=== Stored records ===
════════════════════

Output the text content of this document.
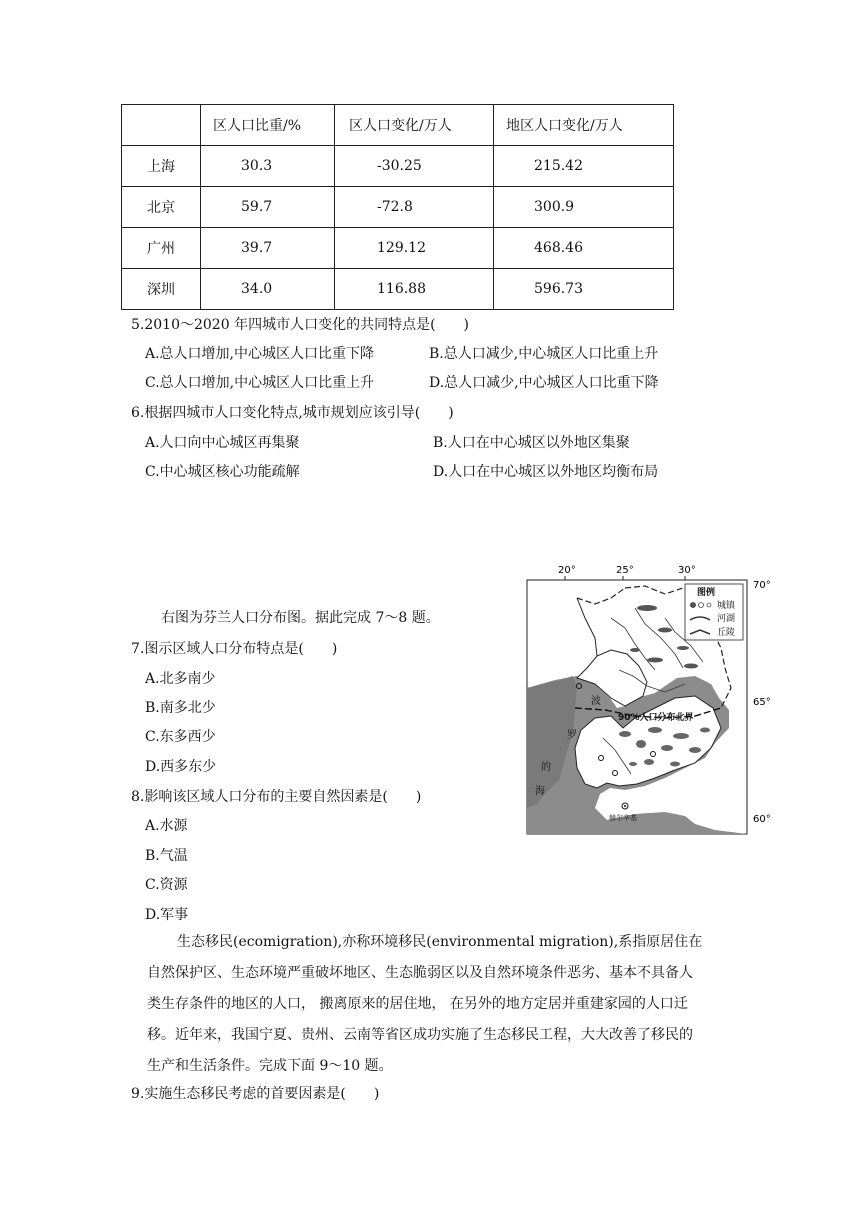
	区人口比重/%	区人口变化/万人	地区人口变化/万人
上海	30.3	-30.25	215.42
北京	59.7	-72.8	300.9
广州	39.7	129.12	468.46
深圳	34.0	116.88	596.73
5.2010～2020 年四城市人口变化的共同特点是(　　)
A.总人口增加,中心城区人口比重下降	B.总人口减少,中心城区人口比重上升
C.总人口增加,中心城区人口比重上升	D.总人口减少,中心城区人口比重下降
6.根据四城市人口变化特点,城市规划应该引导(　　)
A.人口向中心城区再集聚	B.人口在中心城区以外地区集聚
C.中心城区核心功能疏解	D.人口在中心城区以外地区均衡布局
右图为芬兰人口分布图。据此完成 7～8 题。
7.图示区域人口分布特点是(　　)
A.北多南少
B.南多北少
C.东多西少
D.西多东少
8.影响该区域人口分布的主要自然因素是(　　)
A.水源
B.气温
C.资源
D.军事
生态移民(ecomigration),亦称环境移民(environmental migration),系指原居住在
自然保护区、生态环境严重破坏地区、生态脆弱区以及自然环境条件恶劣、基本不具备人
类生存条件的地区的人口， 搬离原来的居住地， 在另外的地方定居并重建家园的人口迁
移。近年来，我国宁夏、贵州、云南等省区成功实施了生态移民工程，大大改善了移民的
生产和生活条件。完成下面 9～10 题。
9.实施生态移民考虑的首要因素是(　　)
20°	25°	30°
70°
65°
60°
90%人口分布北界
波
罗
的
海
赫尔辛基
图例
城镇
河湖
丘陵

════════════════════

Pictures don't belong in the copy. Transcribe every record exactly as it appears.

Output the text content of this document.
	区人口比重/%	区人口变化/万人	地区人口变化/万人
上海	30.3	-30.25	215.42
北京	59.7	-72.8	300.9
广州	39.7	129.12	468.46
深圳	34.0	116.88	596.73
5.2010～2020 年四城市人口变化的共同特点是(　　)
A.总人口增加,中心城区人口比重下降	B.总人口减少,中心城区人口比重上升
C.总人口增加,中心城区人口比重上升	D.总人口减少,中心城区人口比重下降
6.根据四城市人口变化特点,城市规划应该引导(　　)
A.人口向中心城区再集聚	B.人口在中心城区以外地区集聚
C.中心城区核心功能疏解	D.人口在中心城区以外地区均衡布局
右图为芬兰人口分布图。据此完成 7～8 题。
7.图示区域人口分布特点是(　　)
A.北多南少
B.南多北少
C.东多西少
D.西多东少
8.影响该区域人口分布的主要自然因素是(　　)
A.水源
B.气温
C.资源
D.军事
生态移民(ecomigration),亦称环境移民(environmental migration),系指原居住在
自然保护区、生态环境严重破坏地区、生态脆弱区以及自然环境条件恶劣、基本不具备人
类生存条件的地区的人口， 搬离原来的居住地， 在另外的地方定居并重建家园的人口迁
移。近年来，我国宁夏、贵州、云南等省区成功实施了生态移民工程，大大改善了移民的
生产和生活条件。完成下面 9～10 题。
9.实施生态移民考虑的首要因素是(　　)
20°	25°	30°
70°
65°
60°
90%人口分布北界
波
罗
的
海
赫尔辛基
图例
城镇
河湖
丘陵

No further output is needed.